> _RECORDS SHOWN_
* Start *
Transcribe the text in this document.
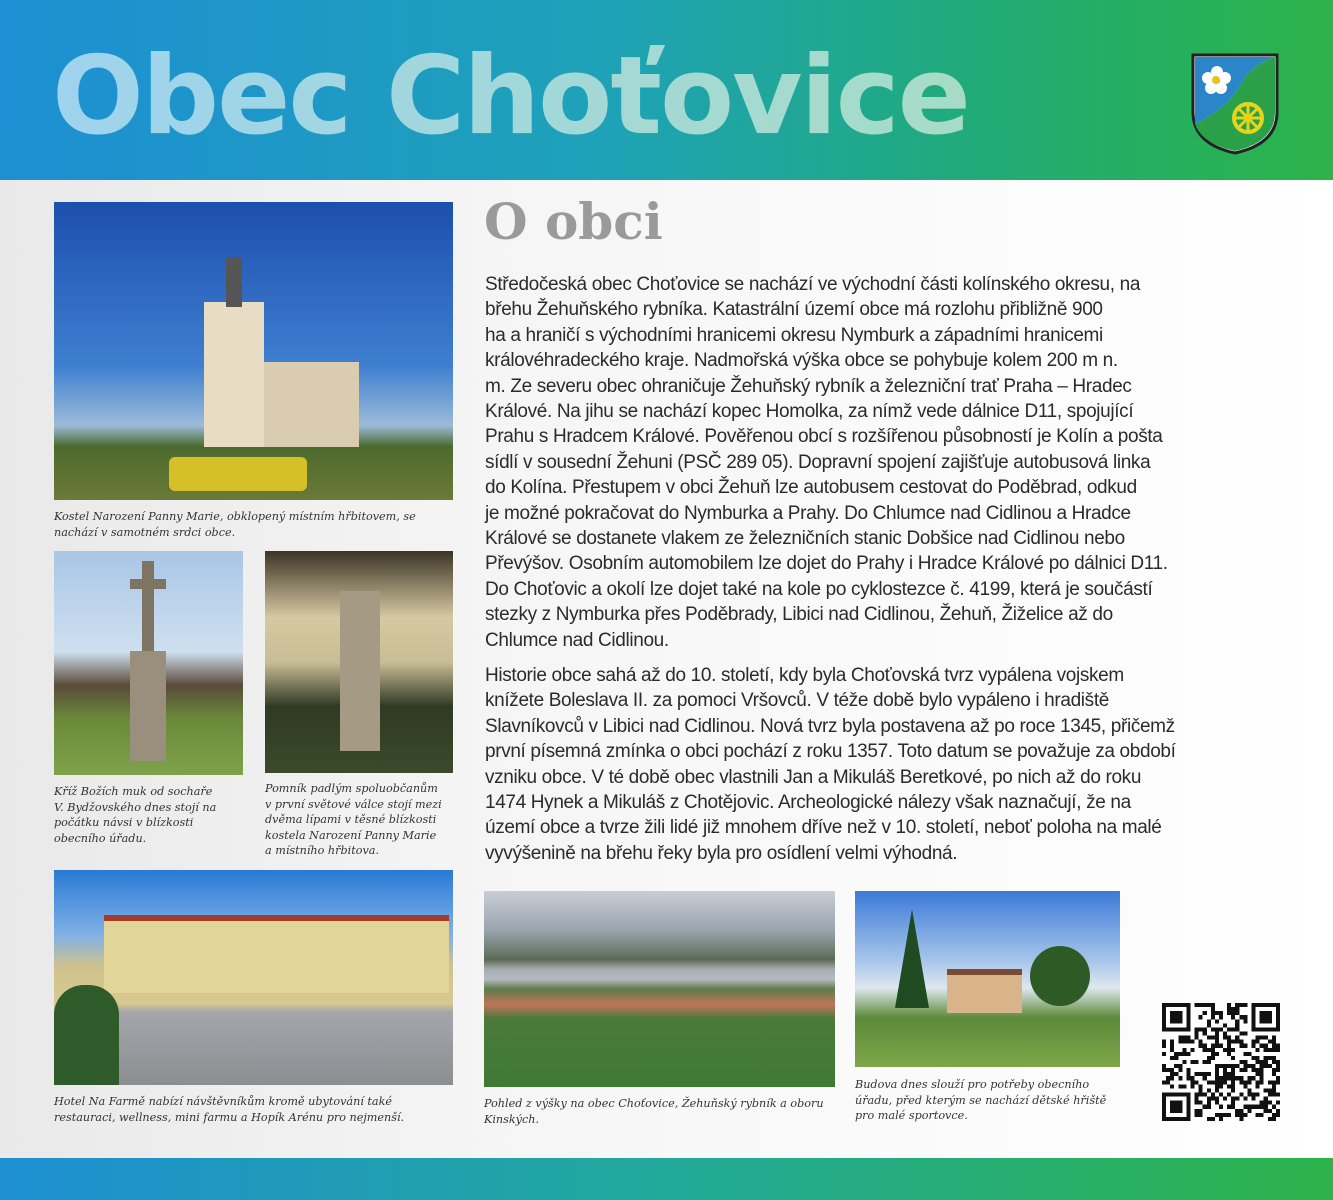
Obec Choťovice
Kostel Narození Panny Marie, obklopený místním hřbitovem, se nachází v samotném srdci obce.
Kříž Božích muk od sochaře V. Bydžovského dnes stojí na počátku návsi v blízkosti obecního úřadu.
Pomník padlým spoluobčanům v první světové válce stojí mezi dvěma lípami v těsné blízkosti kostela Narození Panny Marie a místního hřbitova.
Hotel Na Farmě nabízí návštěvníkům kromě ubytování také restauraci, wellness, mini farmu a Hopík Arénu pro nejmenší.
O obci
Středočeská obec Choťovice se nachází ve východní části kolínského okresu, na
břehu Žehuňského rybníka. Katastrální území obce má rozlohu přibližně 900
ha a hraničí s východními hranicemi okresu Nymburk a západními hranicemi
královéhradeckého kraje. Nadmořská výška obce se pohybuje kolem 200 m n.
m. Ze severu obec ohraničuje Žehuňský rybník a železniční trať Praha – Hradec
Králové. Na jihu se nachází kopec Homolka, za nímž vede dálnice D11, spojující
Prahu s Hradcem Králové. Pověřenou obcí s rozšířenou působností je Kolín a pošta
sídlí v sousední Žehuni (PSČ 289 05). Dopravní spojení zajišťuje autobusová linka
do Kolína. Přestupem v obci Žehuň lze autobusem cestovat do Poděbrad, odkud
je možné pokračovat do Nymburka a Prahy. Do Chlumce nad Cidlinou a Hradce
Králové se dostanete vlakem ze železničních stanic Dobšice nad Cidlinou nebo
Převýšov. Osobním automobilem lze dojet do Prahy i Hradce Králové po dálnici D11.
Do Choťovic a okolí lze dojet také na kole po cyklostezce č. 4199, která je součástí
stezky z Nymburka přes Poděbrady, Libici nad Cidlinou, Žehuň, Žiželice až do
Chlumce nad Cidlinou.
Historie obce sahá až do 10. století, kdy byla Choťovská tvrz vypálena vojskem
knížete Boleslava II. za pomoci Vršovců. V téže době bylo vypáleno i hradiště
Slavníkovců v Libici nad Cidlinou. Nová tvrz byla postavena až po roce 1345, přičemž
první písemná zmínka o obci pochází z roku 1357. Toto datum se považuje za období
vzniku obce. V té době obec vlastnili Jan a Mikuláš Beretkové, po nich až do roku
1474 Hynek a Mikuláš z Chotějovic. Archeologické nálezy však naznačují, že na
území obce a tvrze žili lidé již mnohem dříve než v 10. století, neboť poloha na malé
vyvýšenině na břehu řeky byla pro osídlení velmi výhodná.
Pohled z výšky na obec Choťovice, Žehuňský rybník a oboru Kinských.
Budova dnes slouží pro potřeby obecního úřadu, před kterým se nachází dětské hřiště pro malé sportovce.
* End *
* Start *
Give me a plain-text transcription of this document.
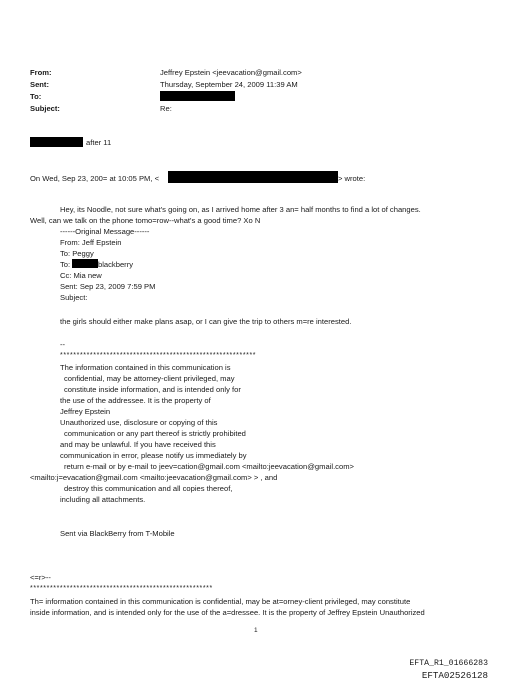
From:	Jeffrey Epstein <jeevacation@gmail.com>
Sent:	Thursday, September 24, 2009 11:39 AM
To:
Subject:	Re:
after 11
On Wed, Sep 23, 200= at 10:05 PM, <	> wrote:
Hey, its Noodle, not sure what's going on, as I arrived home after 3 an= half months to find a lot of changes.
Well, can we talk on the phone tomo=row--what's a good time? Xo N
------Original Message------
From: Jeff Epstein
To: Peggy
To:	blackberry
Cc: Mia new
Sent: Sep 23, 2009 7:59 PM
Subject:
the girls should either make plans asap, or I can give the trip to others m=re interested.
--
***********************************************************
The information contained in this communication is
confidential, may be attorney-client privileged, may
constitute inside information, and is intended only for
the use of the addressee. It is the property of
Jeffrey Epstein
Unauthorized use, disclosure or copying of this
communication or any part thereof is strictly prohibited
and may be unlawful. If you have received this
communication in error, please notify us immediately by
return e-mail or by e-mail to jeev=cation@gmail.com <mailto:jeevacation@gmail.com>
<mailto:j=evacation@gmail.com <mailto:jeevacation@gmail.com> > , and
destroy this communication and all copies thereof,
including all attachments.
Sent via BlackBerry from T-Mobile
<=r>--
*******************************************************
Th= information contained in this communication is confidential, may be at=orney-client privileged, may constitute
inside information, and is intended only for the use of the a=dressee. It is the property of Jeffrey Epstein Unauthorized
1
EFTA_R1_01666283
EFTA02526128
* End *
* Start *
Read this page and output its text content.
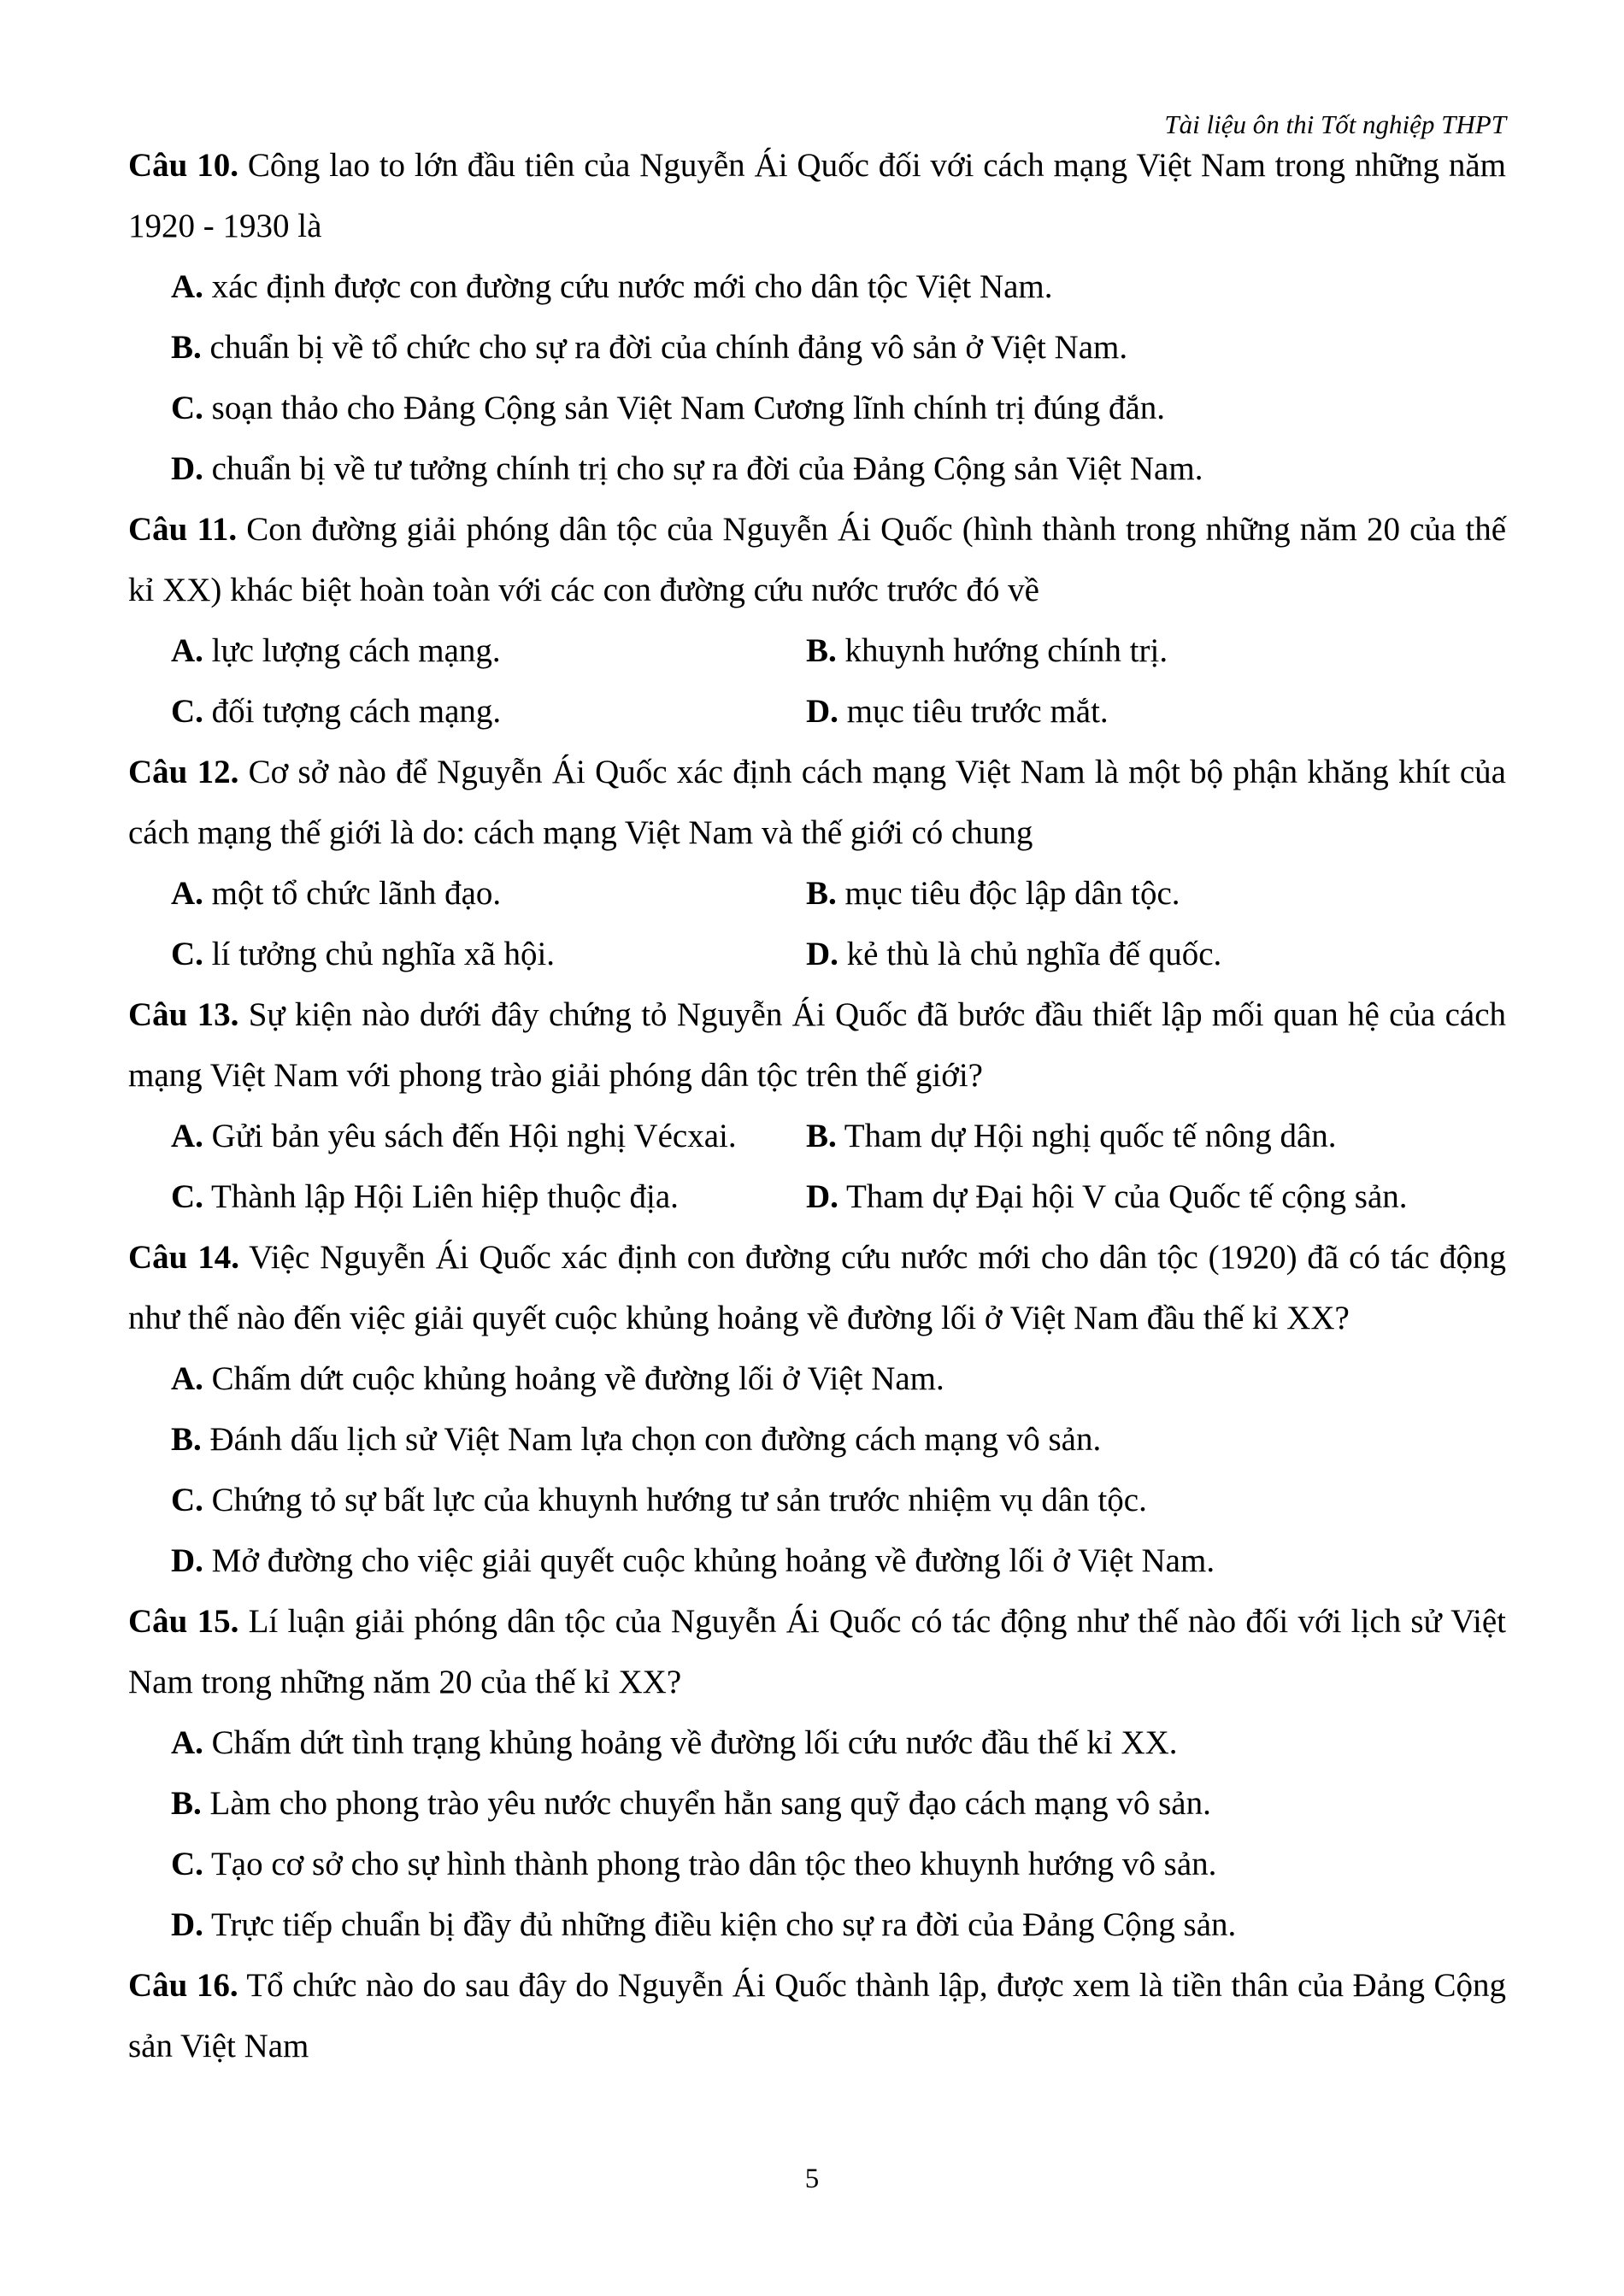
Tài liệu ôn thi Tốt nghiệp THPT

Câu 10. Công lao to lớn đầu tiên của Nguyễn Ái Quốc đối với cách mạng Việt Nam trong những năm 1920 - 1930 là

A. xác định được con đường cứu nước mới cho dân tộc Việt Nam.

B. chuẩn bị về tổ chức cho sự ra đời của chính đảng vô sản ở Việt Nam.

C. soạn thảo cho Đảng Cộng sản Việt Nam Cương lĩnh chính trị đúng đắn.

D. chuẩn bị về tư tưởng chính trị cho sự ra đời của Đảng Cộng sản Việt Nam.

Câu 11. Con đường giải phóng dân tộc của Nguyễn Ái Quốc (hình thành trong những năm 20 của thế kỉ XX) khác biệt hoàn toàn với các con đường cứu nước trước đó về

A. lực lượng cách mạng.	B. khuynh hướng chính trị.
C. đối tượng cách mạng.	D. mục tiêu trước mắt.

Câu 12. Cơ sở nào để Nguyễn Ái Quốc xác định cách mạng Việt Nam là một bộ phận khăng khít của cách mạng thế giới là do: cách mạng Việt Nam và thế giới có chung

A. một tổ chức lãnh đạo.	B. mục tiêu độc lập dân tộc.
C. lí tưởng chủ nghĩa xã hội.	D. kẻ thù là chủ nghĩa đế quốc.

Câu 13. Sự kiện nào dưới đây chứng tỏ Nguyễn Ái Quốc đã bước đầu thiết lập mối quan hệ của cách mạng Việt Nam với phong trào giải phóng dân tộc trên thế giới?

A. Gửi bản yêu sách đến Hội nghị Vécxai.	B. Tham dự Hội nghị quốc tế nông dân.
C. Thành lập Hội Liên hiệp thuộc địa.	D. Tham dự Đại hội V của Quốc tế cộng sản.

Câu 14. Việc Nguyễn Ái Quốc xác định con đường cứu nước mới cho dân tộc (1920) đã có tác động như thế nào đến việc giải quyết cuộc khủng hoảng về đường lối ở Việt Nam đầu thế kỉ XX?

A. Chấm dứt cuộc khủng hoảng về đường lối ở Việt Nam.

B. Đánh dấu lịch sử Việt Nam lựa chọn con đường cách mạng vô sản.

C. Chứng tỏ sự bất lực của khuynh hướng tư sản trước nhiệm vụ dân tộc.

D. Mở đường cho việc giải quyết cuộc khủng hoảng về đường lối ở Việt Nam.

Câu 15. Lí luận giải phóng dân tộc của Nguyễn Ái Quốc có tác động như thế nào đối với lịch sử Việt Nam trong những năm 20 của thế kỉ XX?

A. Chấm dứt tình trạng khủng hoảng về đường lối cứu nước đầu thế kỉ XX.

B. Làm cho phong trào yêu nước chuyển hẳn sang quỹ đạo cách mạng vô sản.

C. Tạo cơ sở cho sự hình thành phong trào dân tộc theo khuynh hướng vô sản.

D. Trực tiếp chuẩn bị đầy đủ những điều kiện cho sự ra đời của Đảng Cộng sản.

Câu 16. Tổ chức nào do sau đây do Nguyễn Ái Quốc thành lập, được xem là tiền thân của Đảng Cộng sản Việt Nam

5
* End *
> _TASK REQUIREMENTS_
Scan the listing above. Gather each line that contains the word "Nguyễn".

> _TASK ANSWER_
Câu 10. Công lao to lớn đầu tiên của Nguyễn Ái Quốc đối với cách mạng Việt Nam trong những năm 1920 - 1930 là
Câu 11. Con đường giải phóng dân tộc của Nguyễn Ái Quốc (hình thành trong những năm 20 của thế kỉ XX) khác biệt hoàn toàn với các con đường cứu nước trước đó về
Câu 12. Cơ sở nào để Nguyễn Ái Quốc xác định cách mạng Việt Nam là một bộ phận khăng khít của cách mạng thế giới là do: cách mạng Việt Nam và thế giới có chung
Câu 13. Sự kiện nào dưới đây chứng tỏ Nguyễn Ái Quốc đã bước đầu thiết lập mối quan hệ của cách mạng Việt Nam với phong trào giải phóng dân tộc trên thế giới?
Câu 14. Việc Nguyễn Ái Quốc xác định con đường cứu nước mới cho dân tộc (1920) đã có tác động như thế nào đến việc giải quyết cuộc khủng hoảng về đường lối ở Việt Nam đầu thế kỉ XX?
Câu 15. Lí luận giải phóng dân tộc của Nguyễn Ái Quốc có tác động như thế nào đối với lịch sử Việt Nam trong những năm 20 của thế kỉ XX?
Câu 16. Tổ chức nào do sau đây do Nguyễn Ái Quốc thành lập, được xem là tiền thân của Đảng Cộng sản Việt Nam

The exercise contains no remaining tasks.